Dataset items
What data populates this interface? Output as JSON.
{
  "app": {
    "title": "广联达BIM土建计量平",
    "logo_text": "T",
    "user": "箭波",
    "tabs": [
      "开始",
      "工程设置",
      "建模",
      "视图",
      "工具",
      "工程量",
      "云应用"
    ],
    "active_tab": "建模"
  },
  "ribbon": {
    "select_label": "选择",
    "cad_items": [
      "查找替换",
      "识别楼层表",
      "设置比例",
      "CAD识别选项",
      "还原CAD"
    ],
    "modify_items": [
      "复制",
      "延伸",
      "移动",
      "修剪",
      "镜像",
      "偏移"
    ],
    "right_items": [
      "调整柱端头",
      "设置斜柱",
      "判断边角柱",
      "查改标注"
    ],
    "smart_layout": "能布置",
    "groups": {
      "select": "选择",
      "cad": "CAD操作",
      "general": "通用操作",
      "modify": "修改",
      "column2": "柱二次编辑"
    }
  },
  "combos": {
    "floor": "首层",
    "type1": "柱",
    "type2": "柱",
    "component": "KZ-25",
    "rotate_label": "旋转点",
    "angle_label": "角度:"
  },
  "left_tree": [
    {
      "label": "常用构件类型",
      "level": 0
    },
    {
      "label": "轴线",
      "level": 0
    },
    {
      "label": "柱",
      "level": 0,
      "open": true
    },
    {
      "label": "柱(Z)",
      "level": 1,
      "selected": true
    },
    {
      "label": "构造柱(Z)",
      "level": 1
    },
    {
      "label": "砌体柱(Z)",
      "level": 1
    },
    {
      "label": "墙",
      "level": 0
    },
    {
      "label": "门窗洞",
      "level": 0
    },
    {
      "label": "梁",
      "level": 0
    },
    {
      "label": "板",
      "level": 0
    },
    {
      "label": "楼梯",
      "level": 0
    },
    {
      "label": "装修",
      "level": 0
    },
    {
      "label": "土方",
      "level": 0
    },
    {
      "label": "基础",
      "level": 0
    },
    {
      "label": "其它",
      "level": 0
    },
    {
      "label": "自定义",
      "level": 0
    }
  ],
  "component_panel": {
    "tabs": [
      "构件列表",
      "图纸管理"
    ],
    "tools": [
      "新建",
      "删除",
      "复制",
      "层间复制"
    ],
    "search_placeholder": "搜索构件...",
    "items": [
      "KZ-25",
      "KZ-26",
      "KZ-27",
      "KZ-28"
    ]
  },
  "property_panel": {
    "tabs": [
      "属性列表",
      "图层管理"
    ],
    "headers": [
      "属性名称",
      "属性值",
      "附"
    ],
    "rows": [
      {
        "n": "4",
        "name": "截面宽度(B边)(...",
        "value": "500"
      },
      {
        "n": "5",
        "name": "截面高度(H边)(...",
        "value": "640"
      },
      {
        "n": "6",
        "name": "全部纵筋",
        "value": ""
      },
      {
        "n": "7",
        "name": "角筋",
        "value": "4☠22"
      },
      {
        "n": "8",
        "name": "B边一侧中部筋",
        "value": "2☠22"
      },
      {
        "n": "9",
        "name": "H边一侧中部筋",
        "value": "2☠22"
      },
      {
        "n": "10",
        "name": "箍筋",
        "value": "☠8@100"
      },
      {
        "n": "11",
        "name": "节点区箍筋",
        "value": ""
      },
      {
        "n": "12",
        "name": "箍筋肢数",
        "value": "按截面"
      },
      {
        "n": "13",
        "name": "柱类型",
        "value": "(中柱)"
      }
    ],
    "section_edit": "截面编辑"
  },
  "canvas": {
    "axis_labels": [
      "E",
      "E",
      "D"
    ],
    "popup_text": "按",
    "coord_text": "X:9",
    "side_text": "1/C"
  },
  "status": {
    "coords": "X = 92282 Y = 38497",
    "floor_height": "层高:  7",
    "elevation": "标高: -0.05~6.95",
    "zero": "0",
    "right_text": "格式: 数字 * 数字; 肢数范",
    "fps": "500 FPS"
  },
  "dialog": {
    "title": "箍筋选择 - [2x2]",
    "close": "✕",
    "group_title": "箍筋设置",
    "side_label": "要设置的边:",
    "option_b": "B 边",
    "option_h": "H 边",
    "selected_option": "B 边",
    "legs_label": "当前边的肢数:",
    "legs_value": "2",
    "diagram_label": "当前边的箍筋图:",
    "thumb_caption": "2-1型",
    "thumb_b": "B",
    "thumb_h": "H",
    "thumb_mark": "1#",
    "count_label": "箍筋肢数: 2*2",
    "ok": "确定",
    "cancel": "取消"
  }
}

## INSTRUCTIONS TO FOLLOW
Look through the material and copy each line that has "name".

## ANSWER TO THIS EXERCISE
        "name": "截面宽度(B边)(...",
        "name": "截面高度(H边)(...",
        "name": "全部纵筋",
        "name": "角筋",
        "name": "B边一侧中部筋",
        "name": "H边一侧中部筋",
        "name": "箍筋",
        "name": "节点区箍筋",
        "name": "箍筋肢数",
        "name": "柱类型",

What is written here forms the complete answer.